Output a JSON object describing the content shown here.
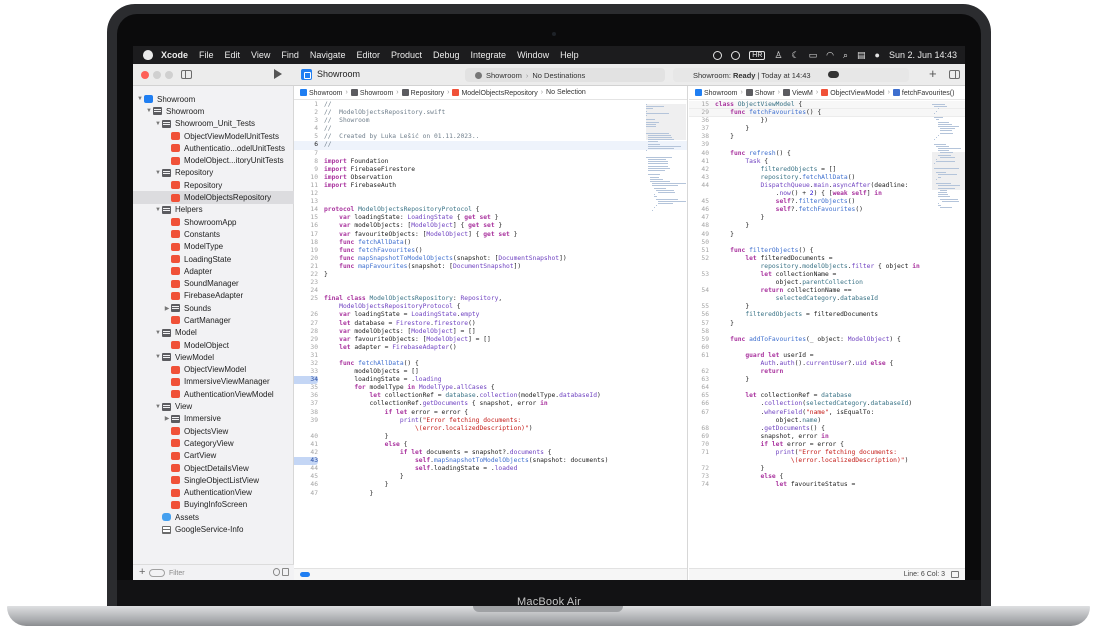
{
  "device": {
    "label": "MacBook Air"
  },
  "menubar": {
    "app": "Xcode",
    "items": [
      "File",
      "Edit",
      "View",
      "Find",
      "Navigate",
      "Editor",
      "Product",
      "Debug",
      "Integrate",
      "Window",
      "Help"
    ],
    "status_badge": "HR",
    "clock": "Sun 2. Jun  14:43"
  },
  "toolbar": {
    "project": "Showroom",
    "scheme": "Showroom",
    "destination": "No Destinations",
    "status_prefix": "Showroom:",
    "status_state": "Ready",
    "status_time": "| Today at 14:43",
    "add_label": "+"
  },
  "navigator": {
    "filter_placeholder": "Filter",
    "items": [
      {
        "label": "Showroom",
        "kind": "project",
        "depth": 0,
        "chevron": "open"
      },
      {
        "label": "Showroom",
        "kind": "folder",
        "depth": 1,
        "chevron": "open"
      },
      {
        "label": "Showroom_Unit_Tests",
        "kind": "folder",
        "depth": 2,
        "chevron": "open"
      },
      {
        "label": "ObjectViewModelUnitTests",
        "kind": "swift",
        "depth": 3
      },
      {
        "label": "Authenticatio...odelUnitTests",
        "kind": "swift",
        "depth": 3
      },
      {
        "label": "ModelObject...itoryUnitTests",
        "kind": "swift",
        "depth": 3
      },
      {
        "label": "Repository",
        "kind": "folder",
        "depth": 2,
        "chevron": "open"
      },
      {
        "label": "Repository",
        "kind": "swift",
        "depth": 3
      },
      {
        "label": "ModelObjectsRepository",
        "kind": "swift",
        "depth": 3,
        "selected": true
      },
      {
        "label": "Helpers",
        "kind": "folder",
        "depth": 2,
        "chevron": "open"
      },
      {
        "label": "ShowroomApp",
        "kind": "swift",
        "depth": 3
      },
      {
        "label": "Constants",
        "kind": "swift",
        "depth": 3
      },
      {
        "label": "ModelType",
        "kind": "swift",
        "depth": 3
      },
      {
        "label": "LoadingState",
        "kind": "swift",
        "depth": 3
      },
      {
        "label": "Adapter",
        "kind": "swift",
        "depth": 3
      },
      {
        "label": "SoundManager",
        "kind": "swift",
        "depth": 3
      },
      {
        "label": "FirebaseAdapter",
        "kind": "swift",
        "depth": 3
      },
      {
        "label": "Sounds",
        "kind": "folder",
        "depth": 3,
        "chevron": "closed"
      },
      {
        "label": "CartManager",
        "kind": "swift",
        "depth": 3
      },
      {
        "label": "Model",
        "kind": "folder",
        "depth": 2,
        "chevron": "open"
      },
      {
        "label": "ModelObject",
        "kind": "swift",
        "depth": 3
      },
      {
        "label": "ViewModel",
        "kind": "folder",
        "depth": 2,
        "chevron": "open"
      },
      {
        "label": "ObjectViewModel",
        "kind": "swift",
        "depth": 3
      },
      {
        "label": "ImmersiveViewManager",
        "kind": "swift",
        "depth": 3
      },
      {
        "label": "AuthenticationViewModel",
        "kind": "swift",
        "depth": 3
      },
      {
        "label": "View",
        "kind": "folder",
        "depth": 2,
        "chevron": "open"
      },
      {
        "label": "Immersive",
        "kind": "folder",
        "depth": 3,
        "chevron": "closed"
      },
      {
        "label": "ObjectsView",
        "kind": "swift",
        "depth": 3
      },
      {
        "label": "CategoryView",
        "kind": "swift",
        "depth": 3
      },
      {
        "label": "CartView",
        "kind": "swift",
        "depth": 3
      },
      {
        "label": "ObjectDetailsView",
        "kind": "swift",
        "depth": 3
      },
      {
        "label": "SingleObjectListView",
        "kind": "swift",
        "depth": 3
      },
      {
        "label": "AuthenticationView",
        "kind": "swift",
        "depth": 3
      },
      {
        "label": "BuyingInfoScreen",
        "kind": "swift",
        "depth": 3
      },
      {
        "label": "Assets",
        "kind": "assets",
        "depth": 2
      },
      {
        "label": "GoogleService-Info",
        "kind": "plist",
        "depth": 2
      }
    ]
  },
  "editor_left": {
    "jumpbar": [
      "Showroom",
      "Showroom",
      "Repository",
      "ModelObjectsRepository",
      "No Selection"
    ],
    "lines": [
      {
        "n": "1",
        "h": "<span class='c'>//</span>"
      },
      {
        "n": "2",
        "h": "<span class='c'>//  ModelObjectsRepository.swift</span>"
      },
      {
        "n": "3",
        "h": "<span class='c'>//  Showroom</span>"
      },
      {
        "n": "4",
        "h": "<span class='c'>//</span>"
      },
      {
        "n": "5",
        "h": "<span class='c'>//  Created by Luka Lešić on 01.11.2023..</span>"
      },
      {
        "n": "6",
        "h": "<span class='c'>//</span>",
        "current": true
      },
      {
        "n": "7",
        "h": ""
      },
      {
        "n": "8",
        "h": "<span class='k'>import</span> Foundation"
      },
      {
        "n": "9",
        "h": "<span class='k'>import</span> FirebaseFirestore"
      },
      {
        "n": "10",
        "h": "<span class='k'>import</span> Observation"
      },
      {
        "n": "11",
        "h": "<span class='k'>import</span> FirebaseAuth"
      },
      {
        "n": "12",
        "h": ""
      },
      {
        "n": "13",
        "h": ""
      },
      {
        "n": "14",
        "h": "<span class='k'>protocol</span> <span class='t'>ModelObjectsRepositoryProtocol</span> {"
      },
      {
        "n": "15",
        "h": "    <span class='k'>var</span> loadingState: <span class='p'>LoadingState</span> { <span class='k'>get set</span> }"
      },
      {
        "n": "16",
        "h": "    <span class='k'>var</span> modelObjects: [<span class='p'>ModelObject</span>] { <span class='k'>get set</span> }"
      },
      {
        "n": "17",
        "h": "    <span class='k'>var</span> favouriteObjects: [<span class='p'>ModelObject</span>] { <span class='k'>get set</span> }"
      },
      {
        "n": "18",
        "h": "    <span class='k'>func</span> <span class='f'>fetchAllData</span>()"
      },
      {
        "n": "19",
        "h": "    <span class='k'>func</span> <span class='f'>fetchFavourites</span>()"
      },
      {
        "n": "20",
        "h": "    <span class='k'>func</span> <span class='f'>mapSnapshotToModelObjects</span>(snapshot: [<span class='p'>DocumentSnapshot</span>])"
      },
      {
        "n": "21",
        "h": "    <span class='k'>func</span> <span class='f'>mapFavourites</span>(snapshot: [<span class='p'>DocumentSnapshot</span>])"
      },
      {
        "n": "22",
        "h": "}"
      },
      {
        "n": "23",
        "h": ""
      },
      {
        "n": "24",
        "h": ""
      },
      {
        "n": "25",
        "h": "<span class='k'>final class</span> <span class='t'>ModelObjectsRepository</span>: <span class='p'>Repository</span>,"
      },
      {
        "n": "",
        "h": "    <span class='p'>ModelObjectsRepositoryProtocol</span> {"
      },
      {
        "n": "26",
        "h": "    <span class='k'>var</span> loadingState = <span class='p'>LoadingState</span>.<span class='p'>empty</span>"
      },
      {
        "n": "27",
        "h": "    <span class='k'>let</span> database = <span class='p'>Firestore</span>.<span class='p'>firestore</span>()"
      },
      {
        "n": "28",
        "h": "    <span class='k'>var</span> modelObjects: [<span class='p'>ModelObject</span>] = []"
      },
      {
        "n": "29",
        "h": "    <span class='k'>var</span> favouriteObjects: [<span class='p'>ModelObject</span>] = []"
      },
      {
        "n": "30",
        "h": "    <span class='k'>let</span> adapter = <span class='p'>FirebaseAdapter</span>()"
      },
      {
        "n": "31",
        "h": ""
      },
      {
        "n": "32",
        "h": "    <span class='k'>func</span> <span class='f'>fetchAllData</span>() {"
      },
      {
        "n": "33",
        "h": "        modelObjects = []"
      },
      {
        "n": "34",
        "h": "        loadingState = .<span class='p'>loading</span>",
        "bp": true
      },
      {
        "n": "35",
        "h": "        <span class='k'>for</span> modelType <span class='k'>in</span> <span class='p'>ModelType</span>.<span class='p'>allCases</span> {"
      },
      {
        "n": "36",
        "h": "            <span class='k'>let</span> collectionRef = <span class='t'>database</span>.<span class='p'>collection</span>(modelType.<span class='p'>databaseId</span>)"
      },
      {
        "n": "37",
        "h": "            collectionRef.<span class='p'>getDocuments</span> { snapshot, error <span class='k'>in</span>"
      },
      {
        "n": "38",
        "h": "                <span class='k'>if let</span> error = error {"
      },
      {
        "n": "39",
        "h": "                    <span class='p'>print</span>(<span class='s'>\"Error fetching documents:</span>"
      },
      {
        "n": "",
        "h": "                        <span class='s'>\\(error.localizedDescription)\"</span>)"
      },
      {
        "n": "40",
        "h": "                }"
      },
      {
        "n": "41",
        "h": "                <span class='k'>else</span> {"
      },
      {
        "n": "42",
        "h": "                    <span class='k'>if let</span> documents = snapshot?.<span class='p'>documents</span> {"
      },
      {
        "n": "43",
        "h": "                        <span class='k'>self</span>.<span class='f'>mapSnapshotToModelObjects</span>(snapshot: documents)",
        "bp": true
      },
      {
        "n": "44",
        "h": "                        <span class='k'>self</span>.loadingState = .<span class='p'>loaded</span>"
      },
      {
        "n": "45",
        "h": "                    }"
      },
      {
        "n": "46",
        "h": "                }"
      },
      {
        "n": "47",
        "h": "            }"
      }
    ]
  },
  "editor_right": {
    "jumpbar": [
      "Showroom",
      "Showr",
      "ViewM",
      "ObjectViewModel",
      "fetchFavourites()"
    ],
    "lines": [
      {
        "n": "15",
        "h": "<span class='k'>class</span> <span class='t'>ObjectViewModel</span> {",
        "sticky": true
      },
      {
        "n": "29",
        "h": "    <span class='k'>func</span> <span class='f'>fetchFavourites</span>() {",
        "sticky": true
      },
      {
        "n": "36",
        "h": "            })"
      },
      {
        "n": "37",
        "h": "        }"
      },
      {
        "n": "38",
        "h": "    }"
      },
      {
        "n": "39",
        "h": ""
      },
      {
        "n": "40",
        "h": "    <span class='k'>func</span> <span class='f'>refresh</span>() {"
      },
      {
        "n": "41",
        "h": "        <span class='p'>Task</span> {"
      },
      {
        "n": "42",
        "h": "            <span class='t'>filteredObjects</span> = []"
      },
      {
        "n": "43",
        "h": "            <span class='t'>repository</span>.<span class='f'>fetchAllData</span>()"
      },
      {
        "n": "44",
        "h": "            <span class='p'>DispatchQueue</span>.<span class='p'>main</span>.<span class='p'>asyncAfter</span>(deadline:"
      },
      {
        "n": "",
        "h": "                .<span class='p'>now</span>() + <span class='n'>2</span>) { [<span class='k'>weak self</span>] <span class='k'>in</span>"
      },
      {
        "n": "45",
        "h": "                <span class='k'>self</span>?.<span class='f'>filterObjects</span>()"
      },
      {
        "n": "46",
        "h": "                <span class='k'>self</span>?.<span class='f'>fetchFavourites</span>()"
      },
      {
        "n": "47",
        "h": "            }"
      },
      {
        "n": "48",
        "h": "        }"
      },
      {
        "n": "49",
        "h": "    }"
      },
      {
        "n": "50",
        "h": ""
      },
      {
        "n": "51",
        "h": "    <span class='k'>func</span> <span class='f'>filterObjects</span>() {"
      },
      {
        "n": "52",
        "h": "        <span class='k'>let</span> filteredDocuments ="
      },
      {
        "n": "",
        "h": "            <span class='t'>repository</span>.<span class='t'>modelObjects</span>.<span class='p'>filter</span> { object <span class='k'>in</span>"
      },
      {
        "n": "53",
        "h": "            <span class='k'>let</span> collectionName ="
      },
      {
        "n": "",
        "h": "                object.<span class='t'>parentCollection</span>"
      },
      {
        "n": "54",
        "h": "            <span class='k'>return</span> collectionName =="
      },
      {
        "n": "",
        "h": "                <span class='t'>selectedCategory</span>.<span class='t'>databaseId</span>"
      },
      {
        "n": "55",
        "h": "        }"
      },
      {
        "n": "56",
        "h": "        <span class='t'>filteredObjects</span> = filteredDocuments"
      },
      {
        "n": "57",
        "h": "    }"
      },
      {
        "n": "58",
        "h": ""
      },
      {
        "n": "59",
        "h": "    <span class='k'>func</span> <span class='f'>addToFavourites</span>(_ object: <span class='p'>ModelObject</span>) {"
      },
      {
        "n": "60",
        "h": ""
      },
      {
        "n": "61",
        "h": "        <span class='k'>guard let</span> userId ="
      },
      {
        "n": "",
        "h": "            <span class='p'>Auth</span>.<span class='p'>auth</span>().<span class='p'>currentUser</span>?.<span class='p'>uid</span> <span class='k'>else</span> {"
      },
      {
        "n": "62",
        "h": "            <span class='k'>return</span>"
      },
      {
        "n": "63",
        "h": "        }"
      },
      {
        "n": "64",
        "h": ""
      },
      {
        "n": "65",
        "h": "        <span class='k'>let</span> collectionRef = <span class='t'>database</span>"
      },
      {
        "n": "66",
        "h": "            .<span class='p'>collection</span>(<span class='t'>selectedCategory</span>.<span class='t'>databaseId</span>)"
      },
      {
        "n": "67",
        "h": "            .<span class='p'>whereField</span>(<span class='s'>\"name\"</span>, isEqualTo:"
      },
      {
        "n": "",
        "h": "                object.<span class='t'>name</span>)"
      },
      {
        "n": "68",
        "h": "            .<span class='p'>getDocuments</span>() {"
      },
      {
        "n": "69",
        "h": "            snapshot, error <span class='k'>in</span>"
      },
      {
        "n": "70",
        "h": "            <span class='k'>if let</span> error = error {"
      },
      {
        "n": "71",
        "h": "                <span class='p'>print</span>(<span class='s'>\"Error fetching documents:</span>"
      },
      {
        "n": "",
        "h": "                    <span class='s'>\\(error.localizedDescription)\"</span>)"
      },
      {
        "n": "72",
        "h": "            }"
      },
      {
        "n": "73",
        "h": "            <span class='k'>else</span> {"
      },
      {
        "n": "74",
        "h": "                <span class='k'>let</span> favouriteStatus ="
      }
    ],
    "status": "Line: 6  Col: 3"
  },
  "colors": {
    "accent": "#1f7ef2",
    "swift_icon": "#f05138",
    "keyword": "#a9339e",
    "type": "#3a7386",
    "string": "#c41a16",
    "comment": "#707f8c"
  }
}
◇ ◇ ◇ ◇ ◇
What is the number of lines above that hold the string "getDocuments"? Answer with that number alone.

2